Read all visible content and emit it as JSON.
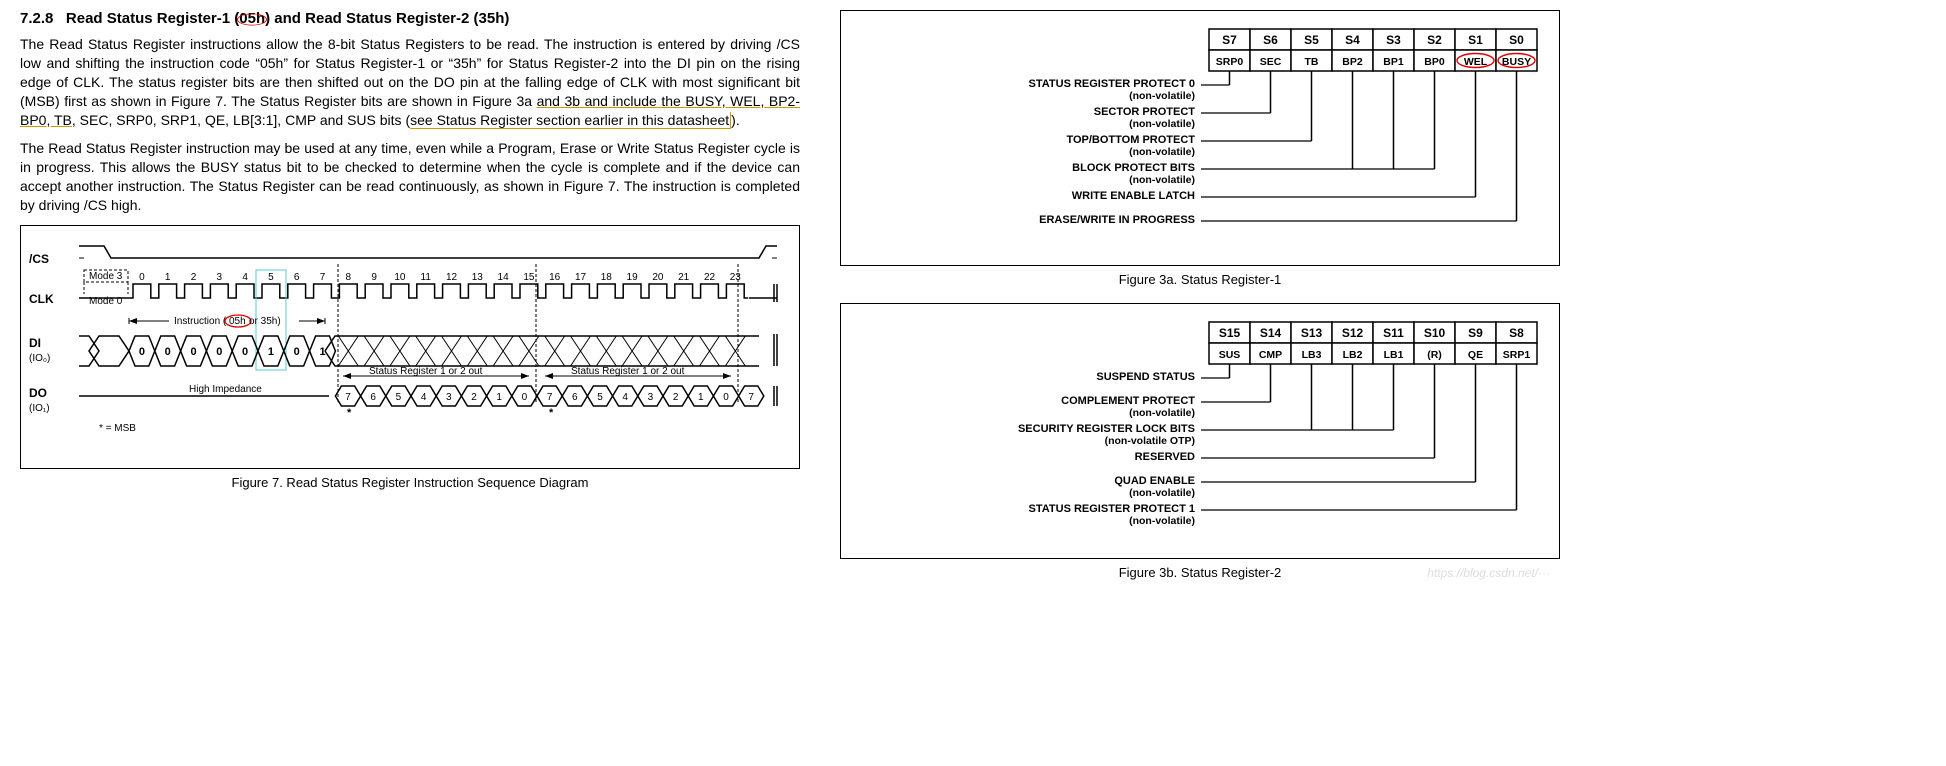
{
  "heading": {
    "num": "7.2.8",
    "t1": "Read Status Register-1 (",
    "code1": "05h",
    "t2": ") and Read Status Register-2 (35h)"
  },
  "para1": "The Read Status Register instructions allow the 8-bit Status Registers to be read. The instruction is entered by driving /CS low and shifting the instruction code “05h” for Status Register-1 or “35h” for Status Register-2 into the DI pin on the rising edge of CLK. The status register bits are then shifted out on the DO pin at the falling edge of CLK with most significant bit (MSB) first as shown in Figure 7. The Status Register bits are shown in Figure 3a ",
  "para1u": "and 3b and include the BUSY, WEL, BP2-BP0, TB,",
  "para1b": " SEC, SRP0, SRP1, QE, LB[3:1], CMP and SUS bits (",
  "para1c": "see Status Register section earlier in this datasheet",
  "para1d": ").",
  "para2": "The Read Status Register instruction may be used at any time, even while a Program, Erase or Write Status Register cycle is in progress. This allows the BUSY status bit to be checked to determine when the cycle is complete and if the device can accept another instruction. The Status Register can be read continuously, as shown in Figure 7. The instruction is completed by driving /CS high.",
  "fig7_caption": "Figure 7. Read Status Register Instruction Sequence Diagram",
  "fig3a_caption": "Figure 3a. Status Register-1",
  "fig3b_caption": "Figure 3b. Status Register-2",
  "timing": {
    "labels": {
      "cs": "/CS",
      "clk": "CLK",
      "di": "DI",
      "di_sub": "(IO₀)",
      "do": "DO",
      "do_sub": "(IO₁)",
      "mode3": "Mode 3",
      "mode0": "Mode 0",
      "instr": "Instruction (05h or 35h)",
      "instr_circ": "05h",
      "hiz": "High Impedance",
      "sr_out": "Status Register 1 or 2 out",
      "msb": "* = MSB"
    },
    "clk_nums": [
      "0",
      "1",
      "2",
      "3",
      "4",
      "5",
      "6",
      "7",
      "8",
      "9",
      "10",
      "11",
      "12",
      "13",
      "14",
      "15",
      "16",
      "17",
      "18",
      "19",
      "20",
      "21",
      "22",
      "23"
    ],
    "di_bits": [
      "0",
      "0",
      "0",
      "0",
      "0",
      "1",
      "0",
      "1"
    ],
    "do_bits": [
      "7",
      "6",
      "5",
      "4",
      "3",
      "2",
      "1",
      "0",
      "7",
      "6",
      "5",
      "4",
      "3",
      "2",
      "1",
      "0",
      "7"
    ]
  },
  "reg1": {
    "heads": [
      "S7",
      "S6",
      "S5",
      "S4",
      "S3",
      "S2",
      "S1",
      "S0"
    ],
    "vals": [
      "SRP0",
      "SEC",
      "TB",
      "BP2",
      "BP1",
      "BP0",
      "WEL",
      "BUSY"
    ],
    "circled": [
      6,
      7
    ],
    "descs": [
      {
        "t": "STATUS REGISTER PROTECT 0",
        "s": "(non-volatile)",
        "col": 0
      },
      {
        "t": "SECTOR PROTECT",
        "s": "(non-volatile)",
        "col": 1
      },
      {
        "t": "TOP/BOTTOM PROTECT",
        "s": "(non-volatile)",
        "col": 2
      },
      {
        "t": "BLOCK PROTECT BITS",
        "s": "(non-volatile)",
        "col": 3,
        "span": 3
      },
      {
        "t": "WRITE ENABLE LATCH",
        "s": "",
        "col": 6
      },
      {
        "t": "ERASE/WRITE IN PROGRESS",
        "s": "",
        "col": 7
      }
    ]
  },
  "reg2": {
    "heads": [
      "S15",
      "S14",
      "S13",
      "S12",
      "S11",
      "S10",
      "S9",
      "S8"
    ],
    "vals": [
      "SUS",
      "CMP",
      "LB3",
      "LB2",
      "LB1",
      "(R)",
      "QE",
      "SRP1"
    ],
    "circled": [],
    "descs": [
      {
        "t": "SUSPEND STATUS",
        "s": "",
        "col": 0
      },
      {
        "t": "COMPLEMENT PROTECT",
        "s": "(non-volatile)",
        "col": 1
      },
      {
        "t": "SECURITY REGISTER LOCK BITS",
        "s": "(non-volatile OTP)",
        "col": 2,
        "span": 3
      },
      {
        "t": "RESERVED",
        "s": "",
        "col": 5
      },
      {
        "t": "QUAD ENABLE",
        "s": "(non-volatile)",
        "col": 6
      },
      {
        "t": "STATUS REGISTER PROTECT 1",
        "s": "(non-volatile)",
        "col": 7
      }
    ]
  },
  "colors": {
    "highlight": "#d00",
    "annot": "#c90",
    "cyan": "#5cc"
  }
}
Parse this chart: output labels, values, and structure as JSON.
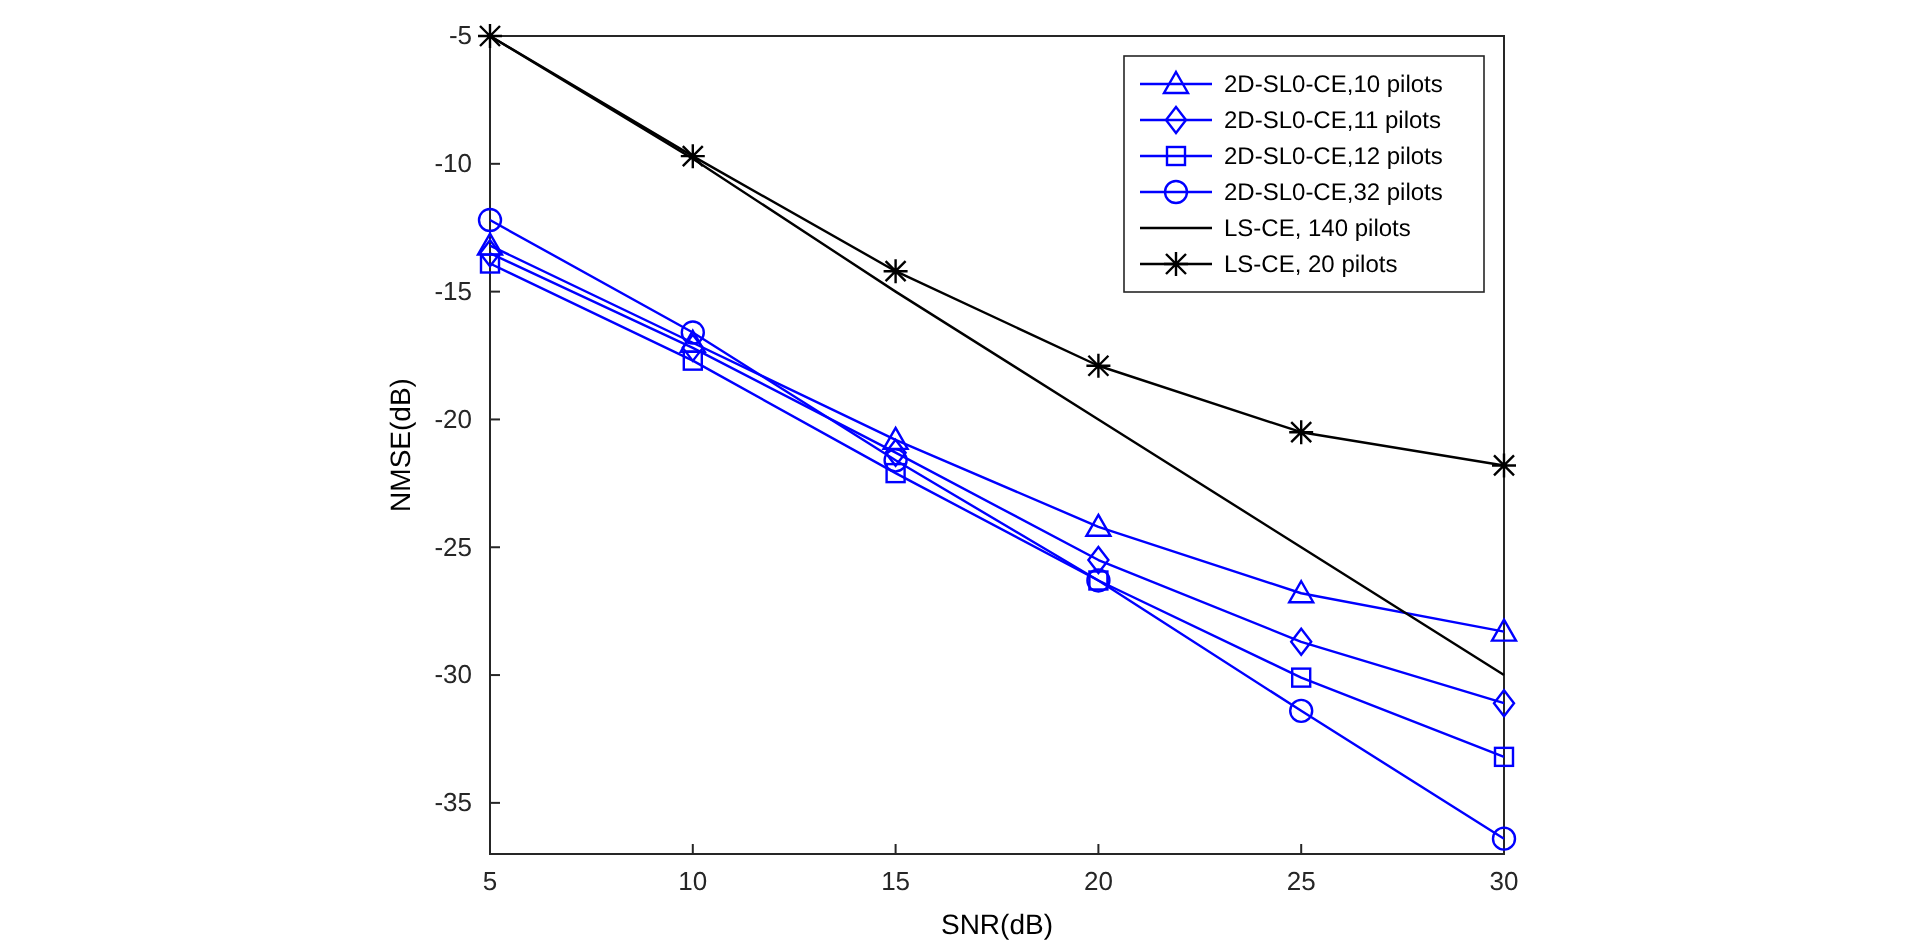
{
  "chart_data": {
    "type": "line",
    "xlabel": "SNR(dB)",
    "ylabel": "NMSE(dB)",
    "x": [
      5,
      10,
      15,
      20,
      25,
      30
    ],
    "xlim": [
      5,
      30
    ],
    "xticks": [
      5,
      10,
      15,
      20,
      25,
      30
    ],
    "ylim": [
      -37,
      -5
    ],
    "yticks": [
      -35,
      -30,
      -25,
      -20,
      -15,
      -10,
      -5
    ],
    "grid": false,
    "legend": "top right",
    "line_style": "solid",
    "series": [
      {
        "name": "2D-SL0-CE,10 pilots",
        "color": "#0000ff",
        "marker": "triangle",
        "values": [
          -13.2,
          -17,
          -20.8,
          -24.2,
          -26.8,
          -28.3
        ]
      },
      {
        "name": "2D-SL0-CE,11 pilots",
        "color": "#0000ff",
        "marker": "diamond",
        "values": [
          -13.5,
          -17.2,
          -21.3,
          -25.5,
          -28.7,
          -31.1
        ]
      },
      {
        "name": "2D-SL0-CE,12 pilots",
        "color": "#0000ff",
        "marker": "square",
        "values": [
          -13.9,
          -17.7,
          -22.1,
          -26.3,
          -30.1,
          -33.2
        ]
      },
      {
        "name": "2D-SL0-CE,32 pilots",
        "color": "#0000ff",
        "marker": "circle",
        "values": [
          -12.2,
          -16.6,
          -21.6,
          -26.3,
          -31.4,
          -36.4
        ]
      },
      {
        "name": "LS-CE, 140 pilots",
        "color": "#000000",
        "marker": "none",
        "values": [
          -5,
          -9.8,
          -15,
          -20,
          -25,
          -30
        ]
      },
      {
        "name": "LS-CE, 20 pilots",
        "color": "#000000",
        "marker": "cross",
        "values": [
          -5,
          -9.7,
          -14.2,
          -17.9,
          -20.5,
          -21.8
        ]
      }
    ]
  }
}
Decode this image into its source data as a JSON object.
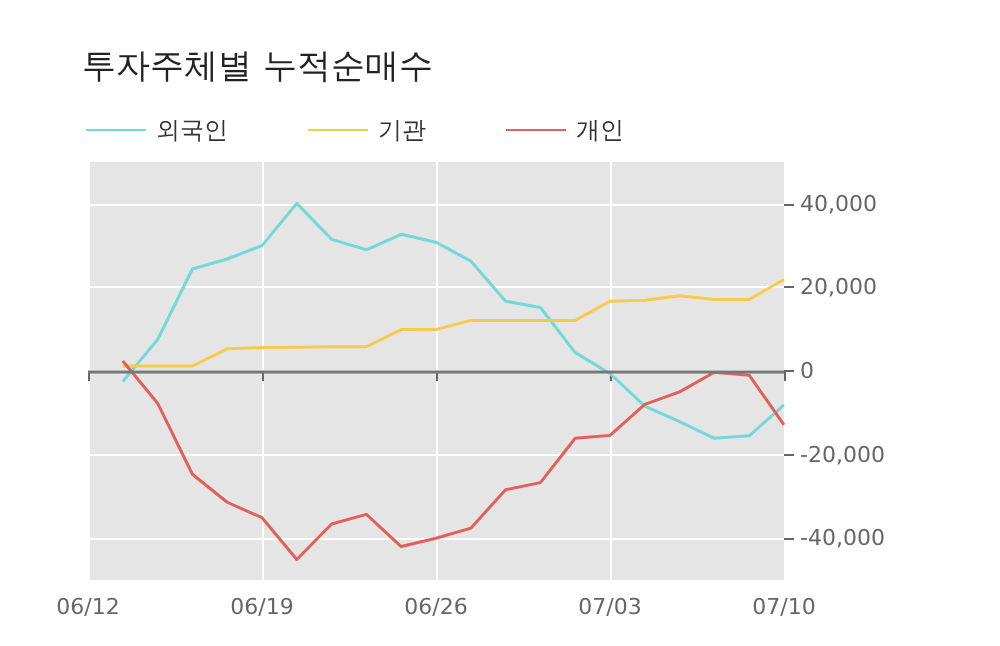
{
  "chart_data": {
    "type": "line",
    "title": "투자주체별 누적순매수",
    "categories": [
      "06/12",
      null,
      null,
      null,
      null,
      "06/19",
      null,
      null,
      null,
      null,
      "06/26",
      null,
      null,
      null,
      null,
      "07/03",
      null,
      null,
      null,
      null,
      "07/10"
    ],
    "series": [
      {
        "name": "외국인",
        "color": "#72d8d8",
        "values": [
          null,
          -2500,
          7500,
          24400,
          26800,
          30000,
          40100,
          31500,
          29000,
          32700,
          30800,
          26300,
          16700,
          15200,
          4400,
          -600,
          -8400,
          -12100,
          -16100,
          -15500,
          -8100
        ]
      },
      {
        "name": "기관",
        "color": "#f5cb4a",
        "values": [
          null,
          1200,
          1200,
          1200,
          5300,
          5600,
          5700,
          5800,
          5800,
          9900,
          9900,
          12100,
          12100,
          12100,
          12100,
          16700,
          16900,
          18000,
          17100,
          17100,
          21900
        ]
      },
      {
        "name": "개인",
        "color": "#e0605a",
        "values": [
          null,
          2400,
          -7700,
          -24700,
          -31400,
          -35100,
          -45100,
          -36600,
          -34300,
          -42000,
          -40000,
          -37600,
          -28400,
          -26700,
          -16100,
          -15400,
          -8000,
          -5000,
          -300,
          -1000,
          -12900
        ]
      }
    ],
    "ylim": [
      -50000,
      50000
    ],
    "yticks": [
      {
        "value": -40000,
        "label": "-40,000"
      },
      {
        "value": -20000,
        "label": "-20,000"
      },
      0,
      {
        "value": 20000,
        "label": "20,000"
      },
      {
        "value": 40000,
        "label": "40,000"
      }
    ],
    "ref_lines": [
      {
        "axis": "y",
        "value": 0,
        "color": "#777777"
      }
    ],
    "grid": true,
    "legend": "top left",
    "marker": "none",
    "line_style": "solid"
  }
}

» PROBLEM DESCRIPTION
Using the listing, collect all lines in which the string "name" is found.

» WRITTEN ANSWER
        "name": "2D-SL0-CE,10 pilots",
        "name": "2D-SL0-CE,11 pilots",
        "name": "2D-SL0-CE,12 pilots",
        "name": "2D-SL0-CE,32 pilots",
        "name": "LS-CE, 140 pilots",
        "name": "LS-CE, 20 pilots",
        "name": "외국인",
        "name": "기관",
        "name": "개인",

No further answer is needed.